WRITTEN REQUEST:
Only the lines from the one containing "Give me the" through the end of the records should be retyped, exactly and including both ends; pictures stay out.

Records from a collection of figures:
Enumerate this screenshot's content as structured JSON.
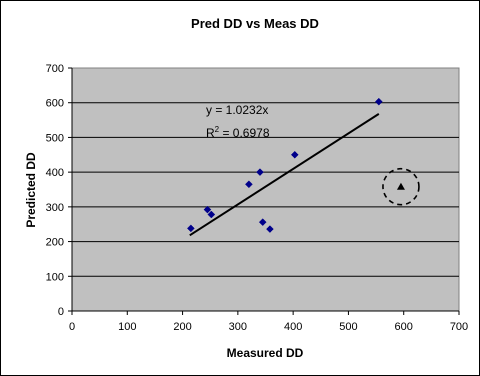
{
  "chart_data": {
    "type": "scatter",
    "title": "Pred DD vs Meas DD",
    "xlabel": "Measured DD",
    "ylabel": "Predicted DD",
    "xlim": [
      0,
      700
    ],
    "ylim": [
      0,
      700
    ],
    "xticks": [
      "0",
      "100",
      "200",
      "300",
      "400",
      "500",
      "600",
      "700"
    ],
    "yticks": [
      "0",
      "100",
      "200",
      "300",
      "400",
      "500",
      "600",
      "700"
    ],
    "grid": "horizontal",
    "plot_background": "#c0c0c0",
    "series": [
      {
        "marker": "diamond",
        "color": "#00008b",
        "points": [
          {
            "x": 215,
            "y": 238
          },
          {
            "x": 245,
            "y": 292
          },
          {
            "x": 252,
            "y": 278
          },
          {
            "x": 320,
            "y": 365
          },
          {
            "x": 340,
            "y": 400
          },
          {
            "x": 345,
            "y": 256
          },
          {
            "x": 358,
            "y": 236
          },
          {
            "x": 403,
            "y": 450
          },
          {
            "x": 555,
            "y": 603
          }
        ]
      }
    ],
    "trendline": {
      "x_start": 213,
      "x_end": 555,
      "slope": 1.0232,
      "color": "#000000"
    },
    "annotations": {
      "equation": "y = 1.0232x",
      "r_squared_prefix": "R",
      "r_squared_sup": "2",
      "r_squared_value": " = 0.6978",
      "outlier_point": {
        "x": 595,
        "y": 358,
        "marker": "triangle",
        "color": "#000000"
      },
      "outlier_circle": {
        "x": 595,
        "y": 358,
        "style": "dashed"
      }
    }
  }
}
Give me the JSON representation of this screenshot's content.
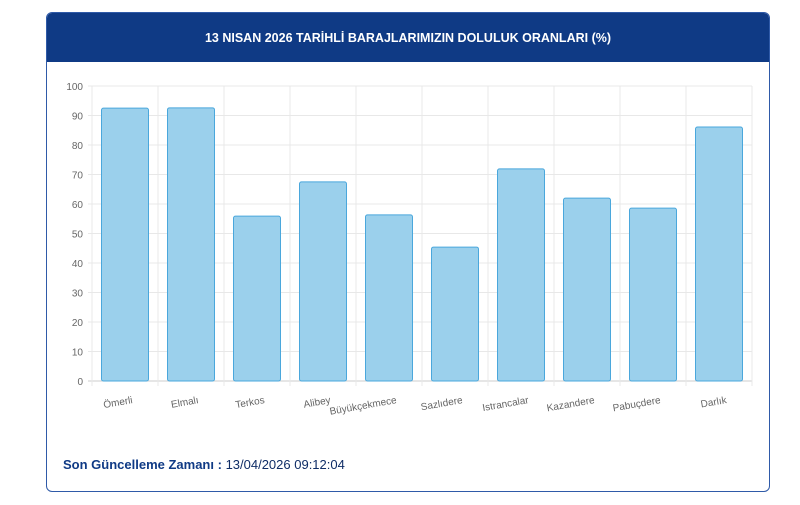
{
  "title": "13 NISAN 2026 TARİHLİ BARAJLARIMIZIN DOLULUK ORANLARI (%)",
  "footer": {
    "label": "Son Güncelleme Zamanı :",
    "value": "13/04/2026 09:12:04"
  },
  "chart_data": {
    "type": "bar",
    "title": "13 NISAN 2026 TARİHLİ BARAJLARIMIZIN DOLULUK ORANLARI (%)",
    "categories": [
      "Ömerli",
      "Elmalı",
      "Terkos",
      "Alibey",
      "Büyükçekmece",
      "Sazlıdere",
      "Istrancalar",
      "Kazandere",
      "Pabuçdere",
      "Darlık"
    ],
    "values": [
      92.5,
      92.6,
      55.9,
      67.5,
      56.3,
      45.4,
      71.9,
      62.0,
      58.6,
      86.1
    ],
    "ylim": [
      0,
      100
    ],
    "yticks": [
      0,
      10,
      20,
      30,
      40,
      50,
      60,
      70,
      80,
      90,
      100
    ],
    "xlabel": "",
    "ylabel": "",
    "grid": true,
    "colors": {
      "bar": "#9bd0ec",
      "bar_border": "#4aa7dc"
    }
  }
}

THE OUTPUT:
Give me the JSON representation of this screenshot's content.
{
  "title": "13 NISAN 2026 TARİHLİ BARAJLARIMIZIN DOLULUK ORANLARI (%)",
  "footer": {
    "label": "Son Güncelleme Zamanı :",
    "value": "13/04/2026 09:12:04"
  },
  "chart_data": {
    "type": "bar",
    "title": "13 NISAN 2026 TARİHLİ BARAJLARIMIZIN DOLULUK ORANLARI (%)",
    "categories": [
      "Ömerli",
      "Elmalı",
      "Terkos",
      "Alibey",
      "Büyükçekmece",
      "Sazlıdere",
      "Istrancalar",
      "Kazandere",
      "Pabuçdere",
      "Darlık"
    ],
    "values": [
      92.5,
      92.6,
      55.9,
      67.5,
      56.3,
      45.4,
      71.9,
      62.0,
      58.6,
      86.1
    ],
    "ylim": [
      0,
      100
    ],
    "yticks": [
      0,
      10,
      20,
      30,
      40,
      50,
      60,
      70,
      80,
      90,
      100
    ],
    "xlabel": "",
    "ylabel": "",
    "grid": true,
    "colors": {
      "bar": "#9bd0ec",
      "bar_border": "#4aa7dc"
    }
  }
}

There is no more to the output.